-- Provided text --
02-13-2023Article

Update Data Protection No. 132

Digital Operational Resilience Act and Cyber Resilience Act: New EU requirements for cybersecurity

Currently, stakeholders at all levels are warning of the significant increase in the risk of cyberattacks. There is also an increase in the risk of cyberattacks on critical infrastructures such as the financial sector due to the changed political situation caused by the war in Ukraine.

Therefore, it is not surprising that the NIS2 Directive—which came into force only a few weeks ago—is followed by other EU legislative proposals aimed at enhancing security in the digital space by means of networked components.

Bellow we examine two of the most recent EU legislative proposals in more detail. On the one hand, this concerns the importance of the EU Digital Operational ResilienceAct for finance and insurance companies, which only recently came into force. On the other hand, bellow we will examine the EU Cyber Resilience Act—still in the voting stage—the draft of which was published only in September of last year and which imposes significant requirements on all manufacturers, importers and dealers of products with digital elements.

In principle, as regulations, the two regulatory acts no longer need to be transposed in national law.

A. Digital Operational Resilience Act (DORA)

-- Material for the task --
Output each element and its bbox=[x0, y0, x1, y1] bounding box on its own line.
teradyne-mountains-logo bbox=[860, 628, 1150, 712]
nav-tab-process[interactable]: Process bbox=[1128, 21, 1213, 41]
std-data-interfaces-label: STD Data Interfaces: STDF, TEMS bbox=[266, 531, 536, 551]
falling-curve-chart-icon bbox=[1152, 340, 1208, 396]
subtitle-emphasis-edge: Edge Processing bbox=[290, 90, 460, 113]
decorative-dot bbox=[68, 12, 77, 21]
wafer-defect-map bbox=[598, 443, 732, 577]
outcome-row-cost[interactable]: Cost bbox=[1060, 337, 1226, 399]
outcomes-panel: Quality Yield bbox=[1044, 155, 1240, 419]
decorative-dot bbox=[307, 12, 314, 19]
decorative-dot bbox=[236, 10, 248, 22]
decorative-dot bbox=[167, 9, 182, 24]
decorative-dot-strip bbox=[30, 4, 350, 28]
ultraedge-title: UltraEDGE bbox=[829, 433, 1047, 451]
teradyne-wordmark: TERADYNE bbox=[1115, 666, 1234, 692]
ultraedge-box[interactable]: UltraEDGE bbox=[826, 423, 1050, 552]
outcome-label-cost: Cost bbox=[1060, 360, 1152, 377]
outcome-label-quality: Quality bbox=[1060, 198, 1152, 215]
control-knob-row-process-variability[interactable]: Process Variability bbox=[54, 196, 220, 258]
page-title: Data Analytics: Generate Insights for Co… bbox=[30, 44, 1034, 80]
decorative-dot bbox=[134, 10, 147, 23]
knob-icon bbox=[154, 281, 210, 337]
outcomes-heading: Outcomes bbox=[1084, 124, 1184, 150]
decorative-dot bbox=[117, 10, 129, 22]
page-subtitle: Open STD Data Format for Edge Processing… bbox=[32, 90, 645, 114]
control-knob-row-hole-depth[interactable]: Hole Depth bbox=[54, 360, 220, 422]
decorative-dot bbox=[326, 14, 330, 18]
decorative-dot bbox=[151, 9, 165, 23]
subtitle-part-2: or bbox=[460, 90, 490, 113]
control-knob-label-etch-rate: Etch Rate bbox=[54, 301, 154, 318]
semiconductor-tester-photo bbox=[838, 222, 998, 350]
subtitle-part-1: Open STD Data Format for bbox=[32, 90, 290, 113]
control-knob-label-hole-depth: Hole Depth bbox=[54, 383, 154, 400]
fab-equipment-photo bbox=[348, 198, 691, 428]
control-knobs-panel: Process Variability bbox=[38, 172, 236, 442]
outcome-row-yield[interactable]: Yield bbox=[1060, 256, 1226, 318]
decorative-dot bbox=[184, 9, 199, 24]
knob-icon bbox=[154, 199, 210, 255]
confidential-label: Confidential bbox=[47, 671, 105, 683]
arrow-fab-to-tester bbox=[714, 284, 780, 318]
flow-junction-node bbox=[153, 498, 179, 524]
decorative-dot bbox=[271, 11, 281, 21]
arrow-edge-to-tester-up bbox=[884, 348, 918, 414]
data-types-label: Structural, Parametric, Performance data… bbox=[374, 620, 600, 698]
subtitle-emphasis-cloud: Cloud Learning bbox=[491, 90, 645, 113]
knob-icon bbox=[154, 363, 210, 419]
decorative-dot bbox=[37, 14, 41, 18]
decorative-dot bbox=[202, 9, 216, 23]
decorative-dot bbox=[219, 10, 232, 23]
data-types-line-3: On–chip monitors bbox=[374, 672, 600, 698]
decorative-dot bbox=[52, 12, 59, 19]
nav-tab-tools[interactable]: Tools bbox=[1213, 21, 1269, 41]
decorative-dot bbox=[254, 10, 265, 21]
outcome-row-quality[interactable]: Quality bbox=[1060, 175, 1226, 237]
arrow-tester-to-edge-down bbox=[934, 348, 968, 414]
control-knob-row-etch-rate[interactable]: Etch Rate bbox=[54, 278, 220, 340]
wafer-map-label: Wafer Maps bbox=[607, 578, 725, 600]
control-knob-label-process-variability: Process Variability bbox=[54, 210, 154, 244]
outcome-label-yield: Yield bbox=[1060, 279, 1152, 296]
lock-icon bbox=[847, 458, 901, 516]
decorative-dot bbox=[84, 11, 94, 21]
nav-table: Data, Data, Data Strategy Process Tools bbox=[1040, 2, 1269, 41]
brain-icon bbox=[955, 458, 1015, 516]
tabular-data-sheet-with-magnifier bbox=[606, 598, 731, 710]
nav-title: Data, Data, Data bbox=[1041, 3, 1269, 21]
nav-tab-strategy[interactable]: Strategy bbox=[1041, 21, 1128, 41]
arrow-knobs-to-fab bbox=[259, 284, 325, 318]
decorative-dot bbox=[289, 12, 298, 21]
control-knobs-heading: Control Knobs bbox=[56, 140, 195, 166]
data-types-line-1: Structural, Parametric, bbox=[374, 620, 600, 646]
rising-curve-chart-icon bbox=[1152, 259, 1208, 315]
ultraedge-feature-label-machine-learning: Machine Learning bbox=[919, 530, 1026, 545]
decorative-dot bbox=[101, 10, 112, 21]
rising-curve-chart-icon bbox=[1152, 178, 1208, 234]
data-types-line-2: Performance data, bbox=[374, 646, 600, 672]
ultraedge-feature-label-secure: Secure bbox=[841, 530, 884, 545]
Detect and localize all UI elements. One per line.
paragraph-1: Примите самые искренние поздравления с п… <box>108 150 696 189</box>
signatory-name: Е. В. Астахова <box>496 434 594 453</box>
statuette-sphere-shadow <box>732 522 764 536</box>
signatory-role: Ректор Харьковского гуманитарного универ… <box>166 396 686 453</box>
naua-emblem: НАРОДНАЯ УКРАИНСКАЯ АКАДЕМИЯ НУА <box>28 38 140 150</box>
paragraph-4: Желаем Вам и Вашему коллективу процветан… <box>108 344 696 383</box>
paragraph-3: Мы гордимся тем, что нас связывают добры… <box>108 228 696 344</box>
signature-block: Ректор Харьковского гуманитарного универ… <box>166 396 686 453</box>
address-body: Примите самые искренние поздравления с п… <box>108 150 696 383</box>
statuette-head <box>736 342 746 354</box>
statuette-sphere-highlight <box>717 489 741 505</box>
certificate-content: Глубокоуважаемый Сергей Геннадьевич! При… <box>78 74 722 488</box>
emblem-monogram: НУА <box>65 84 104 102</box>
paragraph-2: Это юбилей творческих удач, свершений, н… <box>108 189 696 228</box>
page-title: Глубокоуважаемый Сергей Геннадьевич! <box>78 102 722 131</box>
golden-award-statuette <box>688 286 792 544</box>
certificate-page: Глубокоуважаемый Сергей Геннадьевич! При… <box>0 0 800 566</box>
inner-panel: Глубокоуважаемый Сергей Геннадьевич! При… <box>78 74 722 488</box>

-- Problem set --
(a) Summarize the data protection update on new EU cybersecurity requirements in two sentences.
(b) Echo the records from their first line through the line that contains "subtitle-emphasis-edge: Edge Processing", keeping both of those lines.
The text and the records were taken from unrelated sources.

-- Response list --
(a) Because the risk of cyberattacks has risen sharply, including for critical infrastructures such as the financial sector amid the war in Ukraine, the NIS2 Directive is being followed by further EU legislative proposals to strengthen security in the digital space. The update examines the Digital Operational Resilience Act, recently in force and important for finance and insurance companies, and the Cyber Resilience Act, still in the voting stage, which imposes significant requirements on manufacturers, importers and dealers of products with digital elements; as regulations, neither needs to be transposed into national law.

(b)
Output each element and its bbox=[x0, y0, x1, y1] bounding box on its own line.
teradyne-mountains-logo bbox=[860, 628, 1150, 712]
nav-tab-process[interactable]: Process bbox=[1128, 21, 1213, 41]
std-data-interfaces-label: STD Data Interfaces: STDF, TEMS bbox=[266, 531, 536, 551]
falling-curve-chart-icon bbox=[1152, 340, 1208, 396]
subtitle-emphasis-edge: Edge Processing bbox=[290, 90, 460, 113]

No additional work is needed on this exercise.